Your goal :: Go through the records and copy each line where the word "usage" occurs.

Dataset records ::
▬▬▬
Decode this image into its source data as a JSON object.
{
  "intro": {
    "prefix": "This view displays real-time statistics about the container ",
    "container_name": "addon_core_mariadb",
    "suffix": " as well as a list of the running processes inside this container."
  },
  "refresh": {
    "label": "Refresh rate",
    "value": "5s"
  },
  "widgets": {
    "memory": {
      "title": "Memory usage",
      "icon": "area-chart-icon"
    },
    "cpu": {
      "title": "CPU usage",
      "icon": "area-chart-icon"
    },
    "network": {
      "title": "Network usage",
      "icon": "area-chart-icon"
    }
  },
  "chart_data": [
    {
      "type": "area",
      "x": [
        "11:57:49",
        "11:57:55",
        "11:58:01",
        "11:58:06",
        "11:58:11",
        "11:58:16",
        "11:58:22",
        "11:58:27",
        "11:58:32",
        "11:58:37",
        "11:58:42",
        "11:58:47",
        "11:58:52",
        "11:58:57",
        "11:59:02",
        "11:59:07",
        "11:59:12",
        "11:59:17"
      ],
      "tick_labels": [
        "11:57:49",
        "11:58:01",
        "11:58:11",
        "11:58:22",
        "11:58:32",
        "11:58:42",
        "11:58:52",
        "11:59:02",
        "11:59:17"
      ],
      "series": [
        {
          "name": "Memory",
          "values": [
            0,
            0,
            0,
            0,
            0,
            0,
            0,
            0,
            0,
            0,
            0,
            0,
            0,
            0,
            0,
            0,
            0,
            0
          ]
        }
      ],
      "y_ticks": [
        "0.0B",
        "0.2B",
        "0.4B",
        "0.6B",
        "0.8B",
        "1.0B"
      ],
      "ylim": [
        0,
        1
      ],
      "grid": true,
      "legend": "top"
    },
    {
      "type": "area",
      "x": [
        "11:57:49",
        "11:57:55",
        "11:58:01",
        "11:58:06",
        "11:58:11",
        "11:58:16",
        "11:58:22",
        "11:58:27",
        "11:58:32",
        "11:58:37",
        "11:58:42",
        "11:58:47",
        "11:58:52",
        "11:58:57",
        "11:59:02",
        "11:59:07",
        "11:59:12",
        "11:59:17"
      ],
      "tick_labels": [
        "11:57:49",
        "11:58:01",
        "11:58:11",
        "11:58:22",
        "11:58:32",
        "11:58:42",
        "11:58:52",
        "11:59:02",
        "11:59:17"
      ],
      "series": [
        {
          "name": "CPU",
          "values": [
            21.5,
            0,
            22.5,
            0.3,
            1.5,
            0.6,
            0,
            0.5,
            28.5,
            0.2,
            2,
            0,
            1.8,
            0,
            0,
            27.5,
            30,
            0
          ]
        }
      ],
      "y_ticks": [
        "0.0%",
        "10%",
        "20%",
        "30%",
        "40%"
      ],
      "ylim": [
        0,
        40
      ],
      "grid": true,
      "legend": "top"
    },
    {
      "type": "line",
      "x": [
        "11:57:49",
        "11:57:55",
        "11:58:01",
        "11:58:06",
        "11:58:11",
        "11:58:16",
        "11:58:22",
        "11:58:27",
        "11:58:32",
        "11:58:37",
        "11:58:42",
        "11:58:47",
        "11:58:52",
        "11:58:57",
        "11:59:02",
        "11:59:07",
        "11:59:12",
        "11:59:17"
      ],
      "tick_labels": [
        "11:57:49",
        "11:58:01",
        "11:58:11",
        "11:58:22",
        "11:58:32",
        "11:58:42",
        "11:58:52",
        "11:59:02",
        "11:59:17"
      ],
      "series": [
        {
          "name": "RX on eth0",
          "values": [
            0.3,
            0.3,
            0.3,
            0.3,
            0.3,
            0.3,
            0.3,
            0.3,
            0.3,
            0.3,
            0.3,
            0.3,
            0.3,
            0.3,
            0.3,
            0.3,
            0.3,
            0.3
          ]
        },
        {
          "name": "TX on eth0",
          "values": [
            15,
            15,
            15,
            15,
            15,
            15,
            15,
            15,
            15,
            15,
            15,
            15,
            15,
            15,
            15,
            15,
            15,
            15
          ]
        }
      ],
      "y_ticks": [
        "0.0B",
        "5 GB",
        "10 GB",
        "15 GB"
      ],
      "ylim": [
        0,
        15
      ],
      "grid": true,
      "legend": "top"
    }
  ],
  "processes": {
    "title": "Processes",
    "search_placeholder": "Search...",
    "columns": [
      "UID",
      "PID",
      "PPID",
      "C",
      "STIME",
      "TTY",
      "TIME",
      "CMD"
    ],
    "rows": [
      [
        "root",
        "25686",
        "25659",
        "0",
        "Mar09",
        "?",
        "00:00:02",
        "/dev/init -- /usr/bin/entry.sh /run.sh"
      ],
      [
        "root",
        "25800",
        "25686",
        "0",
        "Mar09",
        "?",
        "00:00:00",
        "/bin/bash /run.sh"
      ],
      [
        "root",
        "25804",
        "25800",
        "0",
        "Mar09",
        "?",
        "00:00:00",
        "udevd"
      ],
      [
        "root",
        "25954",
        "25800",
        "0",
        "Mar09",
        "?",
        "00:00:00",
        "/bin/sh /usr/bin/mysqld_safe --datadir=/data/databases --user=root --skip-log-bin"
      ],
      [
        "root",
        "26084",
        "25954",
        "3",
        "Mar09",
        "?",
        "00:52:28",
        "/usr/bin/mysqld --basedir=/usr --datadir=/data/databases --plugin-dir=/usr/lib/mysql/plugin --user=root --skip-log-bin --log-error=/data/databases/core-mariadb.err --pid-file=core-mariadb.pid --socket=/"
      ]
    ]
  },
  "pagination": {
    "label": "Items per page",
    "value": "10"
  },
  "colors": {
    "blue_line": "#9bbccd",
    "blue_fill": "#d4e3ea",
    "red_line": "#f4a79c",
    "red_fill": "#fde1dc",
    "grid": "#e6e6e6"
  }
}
▬▬▬
Full output ::
      "title": "Memory usage",
      "title": "CPU usage",
      "title": "Network usage",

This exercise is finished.